__The request__: Copy out the lines that include the word "Select".
* BEGIN *
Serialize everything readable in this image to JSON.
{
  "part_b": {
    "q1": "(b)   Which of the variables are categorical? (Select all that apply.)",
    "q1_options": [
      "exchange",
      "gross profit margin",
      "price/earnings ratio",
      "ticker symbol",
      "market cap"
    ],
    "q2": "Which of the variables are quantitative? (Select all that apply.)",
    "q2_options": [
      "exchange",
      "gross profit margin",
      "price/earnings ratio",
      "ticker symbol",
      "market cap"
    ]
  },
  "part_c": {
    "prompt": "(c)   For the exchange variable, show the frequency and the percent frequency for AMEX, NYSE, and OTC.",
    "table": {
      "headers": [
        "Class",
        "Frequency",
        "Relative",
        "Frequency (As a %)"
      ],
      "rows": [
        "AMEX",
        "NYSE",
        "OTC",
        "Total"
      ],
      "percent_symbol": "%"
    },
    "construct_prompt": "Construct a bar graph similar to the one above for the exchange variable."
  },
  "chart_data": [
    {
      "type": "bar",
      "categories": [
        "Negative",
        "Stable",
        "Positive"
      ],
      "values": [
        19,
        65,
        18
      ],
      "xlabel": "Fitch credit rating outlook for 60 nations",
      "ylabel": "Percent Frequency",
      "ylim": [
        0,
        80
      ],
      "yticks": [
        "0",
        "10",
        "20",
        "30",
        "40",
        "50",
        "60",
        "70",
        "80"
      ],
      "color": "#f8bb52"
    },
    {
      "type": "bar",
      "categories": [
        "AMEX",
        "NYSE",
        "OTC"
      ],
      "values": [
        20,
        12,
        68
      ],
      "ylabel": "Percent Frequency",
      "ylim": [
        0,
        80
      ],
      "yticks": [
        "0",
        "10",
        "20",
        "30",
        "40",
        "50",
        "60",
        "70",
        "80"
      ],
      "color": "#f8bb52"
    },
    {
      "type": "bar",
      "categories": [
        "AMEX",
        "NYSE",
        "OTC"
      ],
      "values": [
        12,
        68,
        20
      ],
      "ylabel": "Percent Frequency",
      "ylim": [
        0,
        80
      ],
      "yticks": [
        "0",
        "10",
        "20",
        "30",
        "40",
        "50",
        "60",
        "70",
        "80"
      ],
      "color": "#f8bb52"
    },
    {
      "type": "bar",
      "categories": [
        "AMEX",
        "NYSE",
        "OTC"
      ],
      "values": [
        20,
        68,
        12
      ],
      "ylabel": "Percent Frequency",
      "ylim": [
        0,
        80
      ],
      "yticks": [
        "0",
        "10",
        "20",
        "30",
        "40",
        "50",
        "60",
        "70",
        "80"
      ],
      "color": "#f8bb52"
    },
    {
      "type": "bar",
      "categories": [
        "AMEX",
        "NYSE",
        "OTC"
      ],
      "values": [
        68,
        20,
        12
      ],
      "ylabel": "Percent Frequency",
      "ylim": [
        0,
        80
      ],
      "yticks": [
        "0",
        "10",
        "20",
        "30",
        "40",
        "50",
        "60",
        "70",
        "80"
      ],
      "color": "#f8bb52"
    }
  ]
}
* END *
__Expected output__:
    "q1": "(b)   Which of the variables are categorical? (Select all that apply.)",
    "q2": "Which of the variables are quantitative? (Select all that apply.)",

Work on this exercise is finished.